#### [Problem to solve]
Note each line of the listing that contains the string "programs", and copy it.

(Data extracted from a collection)
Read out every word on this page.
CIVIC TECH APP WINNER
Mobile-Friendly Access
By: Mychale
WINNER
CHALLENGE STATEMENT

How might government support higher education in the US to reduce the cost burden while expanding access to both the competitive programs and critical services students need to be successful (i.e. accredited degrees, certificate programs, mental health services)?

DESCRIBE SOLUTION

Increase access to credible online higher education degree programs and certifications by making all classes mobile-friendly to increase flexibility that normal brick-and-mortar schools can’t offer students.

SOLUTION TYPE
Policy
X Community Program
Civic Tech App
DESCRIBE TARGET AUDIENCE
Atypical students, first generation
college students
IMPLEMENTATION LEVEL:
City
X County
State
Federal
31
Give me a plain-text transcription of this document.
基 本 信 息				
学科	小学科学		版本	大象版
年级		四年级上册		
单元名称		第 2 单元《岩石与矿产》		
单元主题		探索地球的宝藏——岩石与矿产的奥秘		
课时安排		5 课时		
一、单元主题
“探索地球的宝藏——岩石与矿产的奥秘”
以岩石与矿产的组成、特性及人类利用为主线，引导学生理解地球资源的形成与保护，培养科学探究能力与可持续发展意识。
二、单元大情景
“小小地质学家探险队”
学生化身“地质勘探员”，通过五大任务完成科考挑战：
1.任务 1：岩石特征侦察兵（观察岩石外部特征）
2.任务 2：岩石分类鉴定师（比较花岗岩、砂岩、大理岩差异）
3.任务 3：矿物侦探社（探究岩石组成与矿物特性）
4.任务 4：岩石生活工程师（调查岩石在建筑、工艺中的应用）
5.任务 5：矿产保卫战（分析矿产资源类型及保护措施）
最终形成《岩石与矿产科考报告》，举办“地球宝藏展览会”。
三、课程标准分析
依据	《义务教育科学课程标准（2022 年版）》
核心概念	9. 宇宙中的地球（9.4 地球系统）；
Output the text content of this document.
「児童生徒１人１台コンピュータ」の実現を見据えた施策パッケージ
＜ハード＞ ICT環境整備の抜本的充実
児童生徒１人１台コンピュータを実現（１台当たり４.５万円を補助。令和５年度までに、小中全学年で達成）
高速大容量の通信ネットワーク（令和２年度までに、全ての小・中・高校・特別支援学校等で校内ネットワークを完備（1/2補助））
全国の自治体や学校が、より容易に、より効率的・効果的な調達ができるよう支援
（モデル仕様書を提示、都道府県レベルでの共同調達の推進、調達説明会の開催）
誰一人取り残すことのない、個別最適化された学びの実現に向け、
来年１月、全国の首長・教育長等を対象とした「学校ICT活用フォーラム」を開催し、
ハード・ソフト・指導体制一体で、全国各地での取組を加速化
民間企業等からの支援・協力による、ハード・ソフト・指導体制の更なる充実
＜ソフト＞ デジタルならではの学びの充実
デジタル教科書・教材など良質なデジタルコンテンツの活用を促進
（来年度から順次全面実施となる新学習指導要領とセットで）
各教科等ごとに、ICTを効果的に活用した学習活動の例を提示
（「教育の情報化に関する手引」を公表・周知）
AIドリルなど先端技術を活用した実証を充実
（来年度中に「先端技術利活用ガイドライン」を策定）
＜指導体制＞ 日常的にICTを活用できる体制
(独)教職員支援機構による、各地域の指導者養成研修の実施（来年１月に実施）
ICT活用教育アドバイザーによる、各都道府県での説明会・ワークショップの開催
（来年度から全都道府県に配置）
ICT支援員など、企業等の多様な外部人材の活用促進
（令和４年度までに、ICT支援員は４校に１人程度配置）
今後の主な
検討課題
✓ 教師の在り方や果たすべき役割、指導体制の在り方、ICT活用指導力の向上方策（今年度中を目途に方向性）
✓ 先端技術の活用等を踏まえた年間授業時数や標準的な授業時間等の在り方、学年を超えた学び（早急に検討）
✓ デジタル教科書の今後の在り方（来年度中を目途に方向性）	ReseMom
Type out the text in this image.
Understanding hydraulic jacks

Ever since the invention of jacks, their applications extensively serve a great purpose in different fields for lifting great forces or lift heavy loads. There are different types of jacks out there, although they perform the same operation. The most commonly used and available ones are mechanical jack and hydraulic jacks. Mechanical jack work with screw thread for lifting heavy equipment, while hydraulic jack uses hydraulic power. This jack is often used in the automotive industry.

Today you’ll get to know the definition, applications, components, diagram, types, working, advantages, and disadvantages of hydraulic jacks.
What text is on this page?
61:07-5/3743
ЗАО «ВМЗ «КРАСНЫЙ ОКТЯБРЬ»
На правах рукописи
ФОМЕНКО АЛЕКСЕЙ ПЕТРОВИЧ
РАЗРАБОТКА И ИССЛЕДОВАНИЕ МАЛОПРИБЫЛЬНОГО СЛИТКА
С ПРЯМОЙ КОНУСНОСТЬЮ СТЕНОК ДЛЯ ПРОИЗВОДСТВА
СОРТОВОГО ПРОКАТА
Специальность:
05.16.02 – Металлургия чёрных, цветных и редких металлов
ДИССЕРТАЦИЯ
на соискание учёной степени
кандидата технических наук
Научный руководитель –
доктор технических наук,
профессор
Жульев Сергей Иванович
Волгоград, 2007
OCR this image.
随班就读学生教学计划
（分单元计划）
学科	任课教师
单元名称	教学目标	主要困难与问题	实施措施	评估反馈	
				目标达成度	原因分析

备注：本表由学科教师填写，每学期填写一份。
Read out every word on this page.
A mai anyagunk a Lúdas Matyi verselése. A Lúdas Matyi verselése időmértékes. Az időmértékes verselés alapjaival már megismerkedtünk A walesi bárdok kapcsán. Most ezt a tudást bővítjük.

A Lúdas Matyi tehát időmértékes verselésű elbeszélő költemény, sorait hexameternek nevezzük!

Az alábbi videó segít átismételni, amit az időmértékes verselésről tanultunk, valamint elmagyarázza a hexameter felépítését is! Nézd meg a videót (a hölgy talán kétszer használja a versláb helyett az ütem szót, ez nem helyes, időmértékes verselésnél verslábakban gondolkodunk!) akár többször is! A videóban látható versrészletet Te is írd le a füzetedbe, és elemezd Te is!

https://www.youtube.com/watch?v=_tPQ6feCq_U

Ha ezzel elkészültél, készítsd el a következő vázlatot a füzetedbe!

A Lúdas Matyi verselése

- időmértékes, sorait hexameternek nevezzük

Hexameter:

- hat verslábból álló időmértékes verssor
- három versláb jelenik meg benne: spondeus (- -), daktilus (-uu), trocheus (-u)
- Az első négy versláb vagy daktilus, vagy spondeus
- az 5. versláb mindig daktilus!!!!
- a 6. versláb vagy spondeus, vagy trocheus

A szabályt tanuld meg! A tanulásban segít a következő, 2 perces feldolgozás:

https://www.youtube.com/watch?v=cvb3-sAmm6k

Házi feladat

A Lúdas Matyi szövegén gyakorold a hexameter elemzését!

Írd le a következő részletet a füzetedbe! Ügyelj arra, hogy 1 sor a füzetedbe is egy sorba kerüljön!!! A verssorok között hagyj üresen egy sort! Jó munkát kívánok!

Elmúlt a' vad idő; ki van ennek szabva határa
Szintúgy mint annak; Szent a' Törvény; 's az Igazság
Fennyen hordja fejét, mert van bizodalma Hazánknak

#### [Full answer]
How might government support higher education in the US to reduce the cost burden while expanding access to both the competitive programs and critical services students need to be successful (i.e. accredited degrees, certificate programs, mental health services)?
Increase access to credible online higher education degree programs and certifications by making all classes mobile-friendly to increase flexibility that normal brick-and-mortar schools can’t offer students.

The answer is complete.